Return the entries below verbatim. Pictures stay out.

(Stored entries)
-=-=-=-=-
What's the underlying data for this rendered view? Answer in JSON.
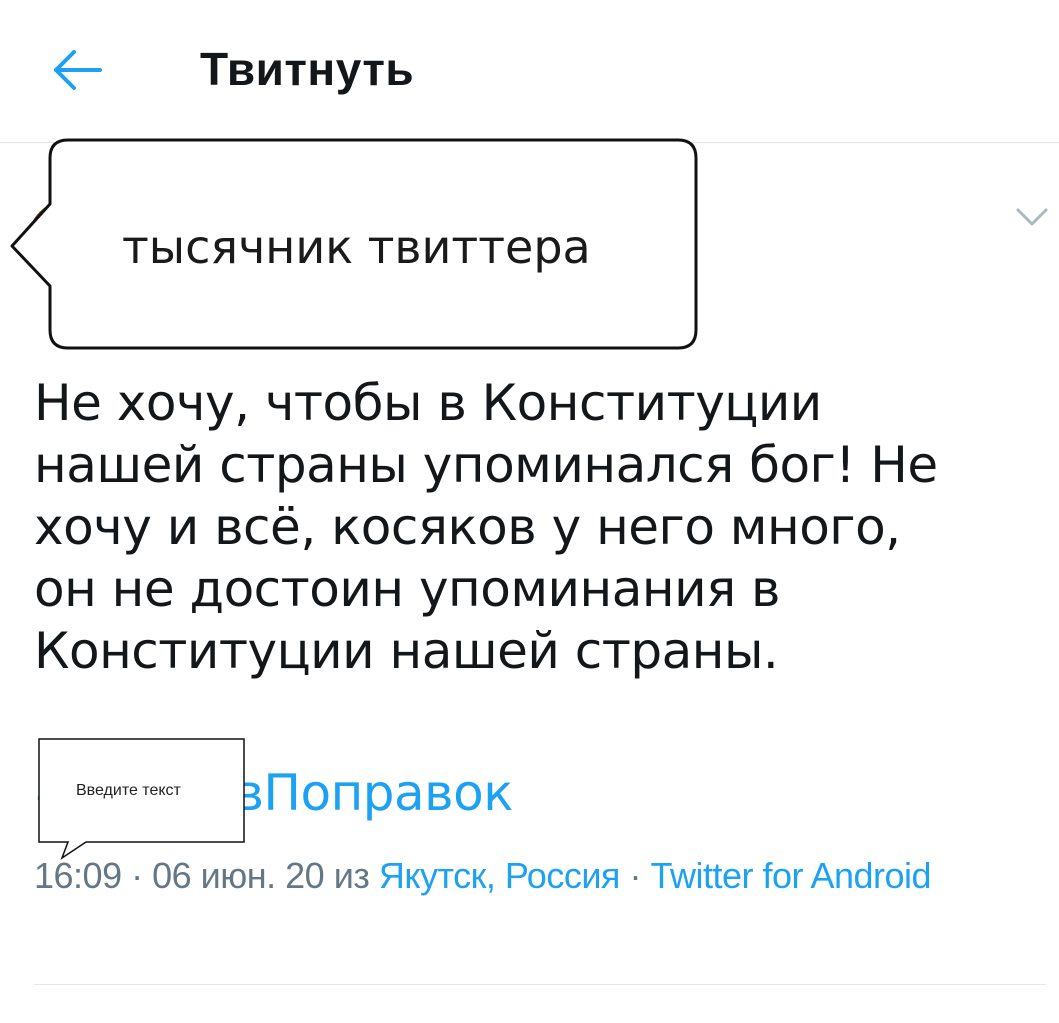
{
  "header": {
    "title": "Твитнуть",
    "back_icon": "arrow-left-icon"
  },
  "colors": {
    "accent": "#1da1f2",
    "text": "#14171a",
    "muted": "#657786",
    "divider": "#e1e8ed"
  },
  "overlay": {
    "name_bubble_text": "тысячник твиттера",
    "input_bubble_text": "Введите текст"
  },
  "tweet": {
    "text_lines": [
      "Не хочу, чтобы в Конституции",
      "нашей страны упоминался бог! Не",
      "хочу и всё, косяков у него много,",
      "он не достоин упоминания в",
      "Конституции нашей страны."
    ],
    "hashtag": "#ПротивПоправок",
    "time": "16:09",
    "date": "06 июн. 20",
    "from_word": "из",
    "location": "Якутск, Россия",
    "source": "Twitter for Android",
    "separator": "·"
  }
}
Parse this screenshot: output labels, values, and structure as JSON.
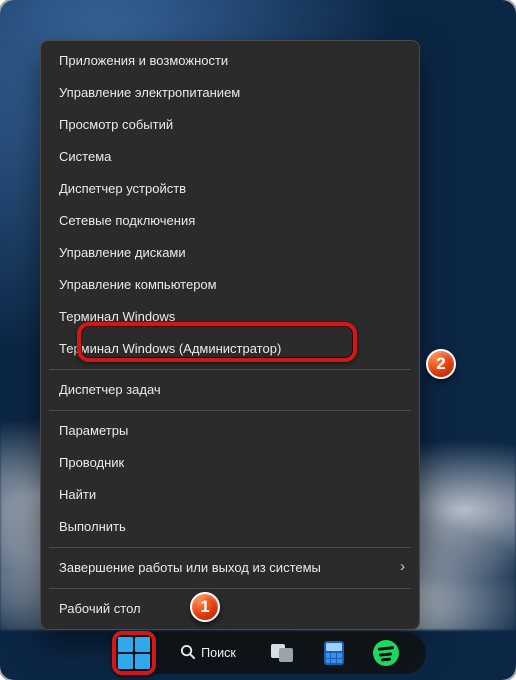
{
  "menu": {
    "items": [
      {
        "label": "Приложения и возможности"
      },
      {
        "label": "Управление электропитанием"
      },
      {
        "label": "Просмотр событий"
      },
      {
        "label": "Система"
      },
      {
        "label": "Диспетчер устройств"
      },
      {
        "label": "Сетевые подключения"
      },
      {
        "label": "Управление дисками"
      },
      {
        "label": "Управление компьютером"
      },
      {
        "label": "Терминал Windows"
      },
      {
        "label": "Терминал Windows (Администратор)"
      },
      {
        "label": "Диспетчер задач"
      },
      {
        "label": "Параметры"
      },
      {
        "label": "Проводник"
      },
      {
        "label": "Найти"
      },
      {
        "label": "Выполнить"
      },
      {
        "label": "Завершение работы или выход из системы"
      },
      {
        "label": "Рабочий стол"
      }
    ],
    "highlighted_index": 9
  },
  "taskbar": {
    "search_label": "Поиск"
  },
  "annotations": {
    "badge1": "1",
    "badge2": "2"
  },
  "colors": {
    "highlight": "#d01818",
    "menu_bg": "#2b2b2b",
    "accent_blue": "#2fa8ee",
    "spotify_green": "#1ed760"
  }
}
-=-=-=-=-
- **OUTPUT BELOW**:
What's the underlying data for this rendered view? Answer in JSON.
{
  "header": {
    "title": "Твитнуть",
    "back_icon": "arrow-left-icon"
  },
  "colors": {
    "accent": "#1da1f2",
    "text": "#14171a",
    "muted": "#657786",
    "divider": "#e1e8ed"
  },
  "overlay": {
    "name_bubble_text": "тысячник твиттера",
    "input_bubble_text": "Введите текст"
  },
  "tweet": {
    "text_lines": [
      "Не хочу, чтобы в Конституции",
      "нашей страны упоминался бог! Не",
      "хочу и всё, косяков у него много,",
      "он не достоин упоминания в",
      "Конституции нашей страны."
    ],
    "hashtag": "#ПротивПоправок",
    "time": "16:09",
    "date": "06 июн. 20",
    "from_word": "из",
    "location": "Якутск, Россия",
    "source": "Twitter for Android",
    "separator": "·"
  }
}
Parse this screenshot: output labels, values, and structure as JSON.
{
  "menu": {
    "items": [
      {
        "label": "Приложения и возможности"
      },
      {
        "label": "Управление электропитанием"
      },
      {
        "label": "Просмотр событий"
      },
      {
        "label": "Система"
      },
      {
        "label": "Диспетчер устройств"
      },
      {
        "label": "Сетевые подключения"
      },
      {
        "label": "Управление дисками"
      },
      {
        "label": "Управление компьютером"
      },
      {
        "label": "Терминал Windows"
      },
      {
        "label": "Терминал Windows (Администратор)"
      },
      {
        "label": "Диспетчер задач"
      },
      {
        "label": "Параметры"
      },
      {
        "label": "Проводник"
      },
      {
        "label": "Найти"
      },
      {
        "label": "Выполнить"
      },
      {
        "label": "Завершение работы или выход из системы"
      },
      {
        "label": "Рабочий стол"
      }
    ],
    "highlighted_index": 9
  },
  "taskbar": {
    "search_label": "Поиск"
  },
  "annotations": {
    "badge1": "1",
    "badge2": "2"
  },
  "colors": {
    "highlight": "#d01818",
    "menu_bg": "#2b2b2b",
    "accent_blue": "#2fa8ee",
    "spotify_green": "#1ed760"
  }
}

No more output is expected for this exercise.